**Supplied information:**

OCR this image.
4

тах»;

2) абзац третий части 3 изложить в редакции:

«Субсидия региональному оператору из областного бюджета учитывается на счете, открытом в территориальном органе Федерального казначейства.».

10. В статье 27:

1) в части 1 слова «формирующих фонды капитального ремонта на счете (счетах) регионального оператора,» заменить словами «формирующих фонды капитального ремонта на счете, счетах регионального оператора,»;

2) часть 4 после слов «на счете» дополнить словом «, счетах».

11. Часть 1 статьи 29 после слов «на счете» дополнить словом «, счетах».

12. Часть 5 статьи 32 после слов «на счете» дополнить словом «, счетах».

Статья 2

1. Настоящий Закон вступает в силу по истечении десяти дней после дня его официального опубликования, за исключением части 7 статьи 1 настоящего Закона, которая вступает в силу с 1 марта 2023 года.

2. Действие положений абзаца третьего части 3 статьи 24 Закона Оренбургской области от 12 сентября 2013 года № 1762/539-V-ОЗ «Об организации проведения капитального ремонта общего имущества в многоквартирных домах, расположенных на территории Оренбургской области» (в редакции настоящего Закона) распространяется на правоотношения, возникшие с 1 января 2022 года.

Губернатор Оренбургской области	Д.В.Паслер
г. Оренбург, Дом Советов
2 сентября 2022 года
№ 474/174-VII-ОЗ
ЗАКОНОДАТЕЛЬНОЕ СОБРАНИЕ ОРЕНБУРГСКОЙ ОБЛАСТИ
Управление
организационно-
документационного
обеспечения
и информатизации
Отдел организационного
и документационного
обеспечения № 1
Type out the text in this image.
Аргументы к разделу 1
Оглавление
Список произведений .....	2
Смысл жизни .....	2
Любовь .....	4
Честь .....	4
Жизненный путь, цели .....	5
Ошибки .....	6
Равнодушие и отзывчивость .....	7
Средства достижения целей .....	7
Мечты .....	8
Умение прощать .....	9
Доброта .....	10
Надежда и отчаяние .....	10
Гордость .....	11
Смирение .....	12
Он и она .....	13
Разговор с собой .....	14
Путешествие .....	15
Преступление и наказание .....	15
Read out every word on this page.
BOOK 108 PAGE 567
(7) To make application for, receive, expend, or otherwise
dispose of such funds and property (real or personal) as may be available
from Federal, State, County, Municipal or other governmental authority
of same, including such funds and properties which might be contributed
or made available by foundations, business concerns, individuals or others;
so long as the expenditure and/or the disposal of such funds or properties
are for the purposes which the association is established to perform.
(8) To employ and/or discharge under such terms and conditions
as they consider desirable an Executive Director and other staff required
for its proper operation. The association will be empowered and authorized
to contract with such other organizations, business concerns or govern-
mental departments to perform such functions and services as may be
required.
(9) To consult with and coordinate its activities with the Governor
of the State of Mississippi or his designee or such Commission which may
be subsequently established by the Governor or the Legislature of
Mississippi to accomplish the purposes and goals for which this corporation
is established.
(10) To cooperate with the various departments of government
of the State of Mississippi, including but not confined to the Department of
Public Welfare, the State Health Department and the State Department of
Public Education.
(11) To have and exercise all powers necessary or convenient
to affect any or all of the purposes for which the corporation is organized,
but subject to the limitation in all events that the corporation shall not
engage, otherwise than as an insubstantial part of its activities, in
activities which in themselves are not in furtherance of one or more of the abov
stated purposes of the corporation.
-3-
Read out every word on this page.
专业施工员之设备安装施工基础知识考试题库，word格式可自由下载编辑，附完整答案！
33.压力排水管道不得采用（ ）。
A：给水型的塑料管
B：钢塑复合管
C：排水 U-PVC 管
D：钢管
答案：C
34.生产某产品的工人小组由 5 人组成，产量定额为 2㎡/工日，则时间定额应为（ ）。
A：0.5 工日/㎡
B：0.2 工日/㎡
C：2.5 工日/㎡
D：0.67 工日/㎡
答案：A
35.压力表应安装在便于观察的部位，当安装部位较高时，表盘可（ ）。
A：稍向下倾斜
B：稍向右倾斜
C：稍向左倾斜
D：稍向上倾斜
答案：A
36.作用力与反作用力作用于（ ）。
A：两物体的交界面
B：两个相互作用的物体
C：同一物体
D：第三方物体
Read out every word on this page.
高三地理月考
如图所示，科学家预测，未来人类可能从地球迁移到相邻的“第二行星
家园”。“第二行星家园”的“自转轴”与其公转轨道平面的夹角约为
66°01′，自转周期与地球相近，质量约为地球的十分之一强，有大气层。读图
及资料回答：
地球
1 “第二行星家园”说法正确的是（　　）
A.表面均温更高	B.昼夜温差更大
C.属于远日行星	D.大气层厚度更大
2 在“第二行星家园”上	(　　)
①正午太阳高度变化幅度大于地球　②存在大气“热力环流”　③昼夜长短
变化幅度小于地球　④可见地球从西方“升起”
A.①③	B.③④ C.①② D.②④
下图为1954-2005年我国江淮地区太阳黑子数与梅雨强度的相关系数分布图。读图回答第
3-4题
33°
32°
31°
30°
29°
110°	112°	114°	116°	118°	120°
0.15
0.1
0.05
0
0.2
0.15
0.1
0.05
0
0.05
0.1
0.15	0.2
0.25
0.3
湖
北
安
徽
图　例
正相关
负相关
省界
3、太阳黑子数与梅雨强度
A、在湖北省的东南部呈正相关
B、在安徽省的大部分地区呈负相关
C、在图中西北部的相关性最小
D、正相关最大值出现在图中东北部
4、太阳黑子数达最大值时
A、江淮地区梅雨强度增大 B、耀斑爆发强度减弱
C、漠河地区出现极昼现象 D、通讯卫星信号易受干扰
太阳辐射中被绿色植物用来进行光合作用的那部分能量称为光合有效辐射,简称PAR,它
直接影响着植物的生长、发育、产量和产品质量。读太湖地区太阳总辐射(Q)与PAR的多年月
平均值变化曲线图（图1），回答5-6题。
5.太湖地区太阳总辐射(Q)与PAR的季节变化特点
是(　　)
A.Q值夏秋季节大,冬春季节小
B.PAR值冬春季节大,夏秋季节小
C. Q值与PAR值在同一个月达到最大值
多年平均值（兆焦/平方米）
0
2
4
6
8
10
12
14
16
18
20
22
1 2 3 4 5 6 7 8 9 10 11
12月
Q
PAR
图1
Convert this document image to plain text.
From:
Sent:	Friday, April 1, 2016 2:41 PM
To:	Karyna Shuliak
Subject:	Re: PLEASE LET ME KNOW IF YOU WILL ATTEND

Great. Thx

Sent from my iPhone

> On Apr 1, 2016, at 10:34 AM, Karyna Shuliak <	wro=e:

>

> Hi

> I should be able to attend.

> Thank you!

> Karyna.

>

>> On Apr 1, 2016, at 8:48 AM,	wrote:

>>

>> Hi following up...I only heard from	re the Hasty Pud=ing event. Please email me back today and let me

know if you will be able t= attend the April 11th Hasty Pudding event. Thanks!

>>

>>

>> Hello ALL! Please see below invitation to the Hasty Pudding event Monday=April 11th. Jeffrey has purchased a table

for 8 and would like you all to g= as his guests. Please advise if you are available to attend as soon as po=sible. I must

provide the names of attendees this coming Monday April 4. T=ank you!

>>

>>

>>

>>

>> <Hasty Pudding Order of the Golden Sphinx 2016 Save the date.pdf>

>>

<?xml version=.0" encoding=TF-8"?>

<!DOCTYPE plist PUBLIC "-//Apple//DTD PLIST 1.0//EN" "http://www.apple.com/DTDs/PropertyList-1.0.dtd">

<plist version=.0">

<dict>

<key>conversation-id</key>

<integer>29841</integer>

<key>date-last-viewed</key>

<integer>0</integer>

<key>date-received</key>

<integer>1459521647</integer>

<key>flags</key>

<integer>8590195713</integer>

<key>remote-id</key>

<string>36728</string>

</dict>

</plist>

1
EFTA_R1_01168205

**What you need to do:** From the listing above, find the number of lines with the word "документационного" in them. Answer with the number only.

**Exercise output:** 2